* _Problem statement_: Return all lines with the word "this" in them.

Stored data:
◆ ◆ ◆

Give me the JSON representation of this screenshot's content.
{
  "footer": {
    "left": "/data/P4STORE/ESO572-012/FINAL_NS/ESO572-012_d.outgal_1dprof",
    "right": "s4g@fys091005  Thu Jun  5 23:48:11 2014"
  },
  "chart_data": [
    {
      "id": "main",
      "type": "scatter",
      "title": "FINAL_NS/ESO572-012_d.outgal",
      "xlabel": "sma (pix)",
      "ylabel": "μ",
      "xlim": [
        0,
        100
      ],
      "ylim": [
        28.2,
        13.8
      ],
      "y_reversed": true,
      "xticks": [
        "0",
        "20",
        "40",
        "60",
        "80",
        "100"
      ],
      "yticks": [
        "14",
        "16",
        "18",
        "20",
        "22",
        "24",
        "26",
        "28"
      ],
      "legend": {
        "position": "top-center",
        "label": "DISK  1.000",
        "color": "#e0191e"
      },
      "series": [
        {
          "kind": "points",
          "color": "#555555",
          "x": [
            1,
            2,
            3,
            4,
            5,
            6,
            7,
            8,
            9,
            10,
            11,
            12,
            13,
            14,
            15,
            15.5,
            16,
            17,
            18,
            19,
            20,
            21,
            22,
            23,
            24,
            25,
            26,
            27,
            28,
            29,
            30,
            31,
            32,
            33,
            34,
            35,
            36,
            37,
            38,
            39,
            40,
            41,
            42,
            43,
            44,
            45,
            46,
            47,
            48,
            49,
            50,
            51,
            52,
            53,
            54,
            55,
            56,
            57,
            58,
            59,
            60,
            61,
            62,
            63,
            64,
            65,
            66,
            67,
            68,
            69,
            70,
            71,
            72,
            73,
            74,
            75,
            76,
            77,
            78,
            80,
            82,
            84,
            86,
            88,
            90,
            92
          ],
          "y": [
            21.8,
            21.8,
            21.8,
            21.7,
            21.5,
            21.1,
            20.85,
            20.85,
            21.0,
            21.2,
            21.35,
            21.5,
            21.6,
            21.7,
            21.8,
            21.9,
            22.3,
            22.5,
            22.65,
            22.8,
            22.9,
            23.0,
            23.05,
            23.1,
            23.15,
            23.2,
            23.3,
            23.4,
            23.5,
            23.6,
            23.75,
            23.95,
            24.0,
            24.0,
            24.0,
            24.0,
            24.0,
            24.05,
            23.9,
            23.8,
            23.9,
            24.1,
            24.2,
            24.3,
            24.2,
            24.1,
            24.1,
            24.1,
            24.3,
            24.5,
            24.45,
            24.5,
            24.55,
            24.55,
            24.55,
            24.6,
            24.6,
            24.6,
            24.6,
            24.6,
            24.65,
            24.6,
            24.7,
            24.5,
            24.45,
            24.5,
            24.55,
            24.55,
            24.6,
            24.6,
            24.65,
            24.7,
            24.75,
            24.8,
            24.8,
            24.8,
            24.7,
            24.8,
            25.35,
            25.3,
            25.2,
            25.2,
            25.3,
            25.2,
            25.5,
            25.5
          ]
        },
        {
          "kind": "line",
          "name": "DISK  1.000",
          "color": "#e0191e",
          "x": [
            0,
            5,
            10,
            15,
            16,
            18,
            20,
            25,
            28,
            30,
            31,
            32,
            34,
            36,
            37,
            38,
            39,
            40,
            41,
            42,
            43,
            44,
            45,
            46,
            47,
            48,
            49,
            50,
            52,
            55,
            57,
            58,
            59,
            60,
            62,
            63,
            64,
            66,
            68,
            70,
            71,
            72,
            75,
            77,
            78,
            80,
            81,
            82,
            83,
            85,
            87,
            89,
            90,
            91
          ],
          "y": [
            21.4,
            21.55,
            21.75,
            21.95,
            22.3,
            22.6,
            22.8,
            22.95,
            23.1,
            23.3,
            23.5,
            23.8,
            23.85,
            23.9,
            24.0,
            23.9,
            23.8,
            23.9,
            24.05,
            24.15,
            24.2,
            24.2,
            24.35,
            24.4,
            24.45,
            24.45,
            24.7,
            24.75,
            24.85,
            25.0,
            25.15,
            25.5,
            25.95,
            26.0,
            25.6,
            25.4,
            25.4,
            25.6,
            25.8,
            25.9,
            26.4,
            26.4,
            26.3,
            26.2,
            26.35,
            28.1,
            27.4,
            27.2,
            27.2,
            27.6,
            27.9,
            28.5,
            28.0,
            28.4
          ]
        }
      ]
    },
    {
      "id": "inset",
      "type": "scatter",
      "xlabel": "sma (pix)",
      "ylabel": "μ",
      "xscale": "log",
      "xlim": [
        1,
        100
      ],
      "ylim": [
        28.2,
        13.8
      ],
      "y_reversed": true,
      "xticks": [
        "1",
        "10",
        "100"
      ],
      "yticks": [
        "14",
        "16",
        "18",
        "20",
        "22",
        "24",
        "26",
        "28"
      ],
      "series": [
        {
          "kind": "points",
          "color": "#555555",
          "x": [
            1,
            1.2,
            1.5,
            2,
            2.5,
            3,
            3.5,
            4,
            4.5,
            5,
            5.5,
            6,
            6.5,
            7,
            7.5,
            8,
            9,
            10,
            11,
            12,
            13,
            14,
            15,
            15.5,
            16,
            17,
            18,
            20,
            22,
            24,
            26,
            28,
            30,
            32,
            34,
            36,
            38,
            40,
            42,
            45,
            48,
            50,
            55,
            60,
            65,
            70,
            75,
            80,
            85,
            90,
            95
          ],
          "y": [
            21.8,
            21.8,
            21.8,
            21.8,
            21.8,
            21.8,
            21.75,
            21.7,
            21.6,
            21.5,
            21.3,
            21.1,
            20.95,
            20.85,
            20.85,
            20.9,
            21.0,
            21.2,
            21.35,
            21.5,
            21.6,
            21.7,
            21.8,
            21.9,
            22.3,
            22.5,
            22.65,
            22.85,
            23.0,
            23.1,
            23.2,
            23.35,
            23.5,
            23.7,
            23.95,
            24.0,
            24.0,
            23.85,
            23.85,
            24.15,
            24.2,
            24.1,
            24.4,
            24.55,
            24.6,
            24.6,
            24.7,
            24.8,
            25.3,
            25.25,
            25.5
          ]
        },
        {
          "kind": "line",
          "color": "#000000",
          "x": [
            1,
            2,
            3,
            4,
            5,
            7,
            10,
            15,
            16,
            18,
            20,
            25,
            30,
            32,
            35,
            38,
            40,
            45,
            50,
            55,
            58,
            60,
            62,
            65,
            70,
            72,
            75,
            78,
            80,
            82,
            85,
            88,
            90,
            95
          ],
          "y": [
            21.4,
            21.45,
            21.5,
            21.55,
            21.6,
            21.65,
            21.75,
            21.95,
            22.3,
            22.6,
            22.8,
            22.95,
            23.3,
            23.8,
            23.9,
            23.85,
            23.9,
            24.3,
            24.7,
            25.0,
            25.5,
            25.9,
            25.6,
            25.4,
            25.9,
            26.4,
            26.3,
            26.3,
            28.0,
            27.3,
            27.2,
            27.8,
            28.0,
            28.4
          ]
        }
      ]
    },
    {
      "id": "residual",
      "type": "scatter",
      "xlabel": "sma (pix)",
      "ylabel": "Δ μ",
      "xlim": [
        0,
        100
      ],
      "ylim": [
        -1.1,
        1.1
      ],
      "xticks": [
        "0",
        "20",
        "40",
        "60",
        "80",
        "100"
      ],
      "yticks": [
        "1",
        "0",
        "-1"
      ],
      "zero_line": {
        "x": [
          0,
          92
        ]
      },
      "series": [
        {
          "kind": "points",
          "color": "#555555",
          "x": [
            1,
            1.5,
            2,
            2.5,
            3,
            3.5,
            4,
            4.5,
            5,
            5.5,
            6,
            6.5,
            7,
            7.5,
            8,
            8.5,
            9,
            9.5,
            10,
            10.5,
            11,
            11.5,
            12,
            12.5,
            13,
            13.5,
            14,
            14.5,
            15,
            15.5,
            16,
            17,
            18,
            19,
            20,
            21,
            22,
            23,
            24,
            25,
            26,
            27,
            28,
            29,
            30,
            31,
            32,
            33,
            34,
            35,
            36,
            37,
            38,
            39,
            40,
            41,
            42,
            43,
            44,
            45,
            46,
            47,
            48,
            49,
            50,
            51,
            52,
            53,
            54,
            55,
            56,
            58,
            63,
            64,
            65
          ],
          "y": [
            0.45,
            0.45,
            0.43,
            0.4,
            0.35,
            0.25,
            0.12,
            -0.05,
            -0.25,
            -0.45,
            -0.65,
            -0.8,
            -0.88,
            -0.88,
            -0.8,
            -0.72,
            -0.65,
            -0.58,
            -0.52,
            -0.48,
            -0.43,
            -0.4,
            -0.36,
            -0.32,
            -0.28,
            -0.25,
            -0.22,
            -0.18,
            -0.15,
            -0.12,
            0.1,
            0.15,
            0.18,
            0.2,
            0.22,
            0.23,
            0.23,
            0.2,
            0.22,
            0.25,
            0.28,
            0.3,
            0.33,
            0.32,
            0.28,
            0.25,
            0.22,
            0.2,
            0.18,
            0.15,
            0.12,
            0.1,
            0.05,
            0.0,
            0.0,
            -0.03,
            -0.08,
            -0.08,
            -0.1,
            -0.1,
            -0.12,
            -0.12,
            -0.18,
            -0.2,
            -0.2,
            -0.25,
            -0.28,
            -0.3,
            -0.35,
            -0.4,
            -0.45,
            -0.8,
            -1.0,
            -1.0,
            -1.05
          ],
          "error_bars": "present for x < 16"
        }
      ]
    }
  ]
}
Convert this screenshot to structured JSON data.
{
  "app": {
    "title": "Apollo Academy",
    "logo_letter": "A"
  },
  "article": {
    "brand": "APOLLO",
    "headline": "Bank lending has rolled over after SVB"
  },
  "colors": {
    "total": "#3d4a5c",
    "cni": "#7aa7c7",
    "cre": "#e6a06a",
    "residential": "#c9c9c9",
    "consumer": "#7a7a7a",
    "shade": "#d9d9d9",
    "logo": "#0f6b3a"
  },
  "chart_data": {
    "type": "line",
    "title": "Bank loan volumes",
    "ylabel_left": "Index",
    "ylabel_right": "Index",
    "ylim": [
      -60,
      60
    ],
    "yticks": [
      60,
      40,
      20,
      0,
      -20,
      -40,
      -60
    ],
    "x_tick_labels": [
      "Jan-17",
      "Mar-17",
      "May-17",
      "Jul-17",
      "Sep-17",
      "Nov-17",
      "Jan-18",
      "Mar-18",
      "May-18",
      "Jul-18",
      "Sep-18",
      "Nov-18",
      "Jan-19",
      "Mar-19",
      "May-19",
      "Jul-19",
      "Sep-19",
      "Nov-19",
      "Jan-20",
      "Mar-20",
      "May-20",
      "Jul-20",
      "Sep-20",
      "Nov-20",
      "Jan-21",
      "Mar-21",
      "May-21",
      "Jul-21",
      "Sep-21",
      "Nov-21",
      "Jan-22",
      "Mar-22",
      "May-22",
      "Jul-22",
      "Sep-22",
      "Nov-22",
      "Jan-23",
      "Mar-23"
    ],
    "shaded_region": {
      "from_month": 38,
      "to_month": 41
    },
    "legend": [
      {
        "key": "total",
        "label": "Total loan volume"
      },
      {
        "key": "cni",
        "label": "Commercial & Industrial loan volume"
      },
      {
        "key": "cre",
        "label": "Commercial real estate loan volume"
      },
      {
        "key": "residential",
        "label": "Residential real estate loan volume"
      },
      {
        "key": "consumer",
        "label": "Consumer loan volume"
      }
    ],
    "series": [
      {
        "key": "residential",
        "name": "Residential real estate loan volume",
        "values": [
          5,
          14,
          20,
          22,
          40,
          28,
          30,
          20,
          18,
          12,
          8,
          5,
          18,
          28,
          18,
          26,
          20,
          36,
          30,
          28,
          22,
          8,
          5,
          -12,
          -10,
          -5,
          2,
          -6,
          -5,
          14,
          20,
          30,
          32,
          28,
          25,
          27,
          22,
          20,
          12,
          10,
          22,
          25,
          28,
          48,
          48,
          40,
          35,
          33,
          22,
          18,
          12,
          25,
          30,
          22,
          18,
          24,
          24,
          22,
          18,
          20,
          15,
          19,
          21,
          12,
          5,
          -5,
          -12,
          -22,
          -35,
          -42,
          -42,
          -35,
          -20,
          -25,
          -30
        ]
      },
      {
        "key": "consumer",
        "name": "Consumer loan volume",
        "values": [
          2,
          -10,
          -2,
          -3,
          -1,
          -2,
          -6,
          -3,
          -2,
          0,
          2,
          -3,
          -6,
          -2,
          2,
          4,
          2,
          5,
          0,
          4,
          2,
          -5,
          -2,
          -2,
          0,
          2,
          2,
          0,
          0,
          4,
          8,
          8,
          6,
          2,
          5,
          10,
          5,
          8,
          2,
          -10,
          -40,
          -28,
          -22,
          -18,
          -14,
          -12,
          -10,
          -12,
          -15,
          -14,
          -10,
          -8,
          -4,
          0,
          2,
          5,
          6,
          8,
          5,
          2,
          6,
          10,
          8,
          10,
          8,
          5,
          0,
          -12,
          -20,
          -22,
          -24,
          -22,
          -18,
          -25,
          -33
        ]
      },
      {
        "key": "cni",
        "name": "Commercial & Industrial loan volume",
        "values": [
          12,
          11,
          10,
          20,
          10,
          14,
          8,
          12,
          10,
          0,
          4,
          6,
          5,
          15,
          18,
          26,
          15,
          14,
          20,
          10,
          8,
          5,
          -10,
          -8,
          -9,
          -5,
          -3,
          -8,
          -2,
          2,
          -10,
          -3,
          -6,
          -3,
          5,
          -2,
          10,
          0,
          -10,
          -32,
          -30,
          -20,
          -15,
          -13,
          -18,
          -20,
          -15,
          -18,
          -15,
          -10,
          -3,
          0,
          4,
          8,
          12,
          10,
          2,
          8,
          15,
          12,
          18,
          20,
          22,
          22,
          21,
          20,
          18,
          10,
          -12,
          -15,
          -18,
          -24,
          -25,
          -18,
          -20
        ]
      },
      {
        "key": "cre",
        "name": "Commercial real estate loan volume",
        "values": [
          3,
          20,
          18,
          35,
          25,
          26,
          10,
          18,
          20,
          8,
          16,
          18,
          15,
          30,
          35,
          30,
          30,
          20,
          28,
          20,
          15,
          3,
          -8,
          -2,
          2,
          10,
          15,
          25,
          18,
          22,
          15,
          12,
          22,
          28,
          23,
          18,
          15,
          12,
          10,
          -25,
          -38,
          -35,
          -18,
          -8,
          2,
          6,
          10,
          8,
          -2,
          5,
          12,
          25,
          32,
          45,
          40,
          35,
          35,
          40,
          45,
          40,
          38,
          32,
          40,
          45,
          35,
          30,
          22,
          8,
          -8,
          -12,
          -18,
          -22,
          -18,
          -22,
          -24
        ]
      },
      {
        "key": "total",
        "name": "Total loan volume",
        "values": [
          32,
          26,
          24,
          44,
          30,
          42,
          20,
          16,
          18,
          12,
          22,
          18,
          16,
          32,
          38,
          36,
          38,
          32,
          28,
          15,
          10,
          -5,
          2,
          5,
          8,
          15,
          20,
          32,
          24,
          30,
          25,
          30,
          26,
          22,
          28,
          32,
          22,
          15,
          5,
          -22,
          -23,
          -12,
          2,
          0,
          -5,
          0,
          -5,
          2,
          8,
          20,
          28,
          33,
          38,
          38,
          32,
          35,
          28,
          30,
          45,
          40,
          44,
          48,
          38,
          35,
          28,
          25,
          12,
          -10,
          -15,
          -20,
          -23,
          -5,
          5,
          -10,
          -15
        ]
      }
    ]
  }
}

◆ ◆ ◆

* _Problem solution_:
Give me the JSON representation of this screenshot's content.
Convert this screenshot to structured JSON data.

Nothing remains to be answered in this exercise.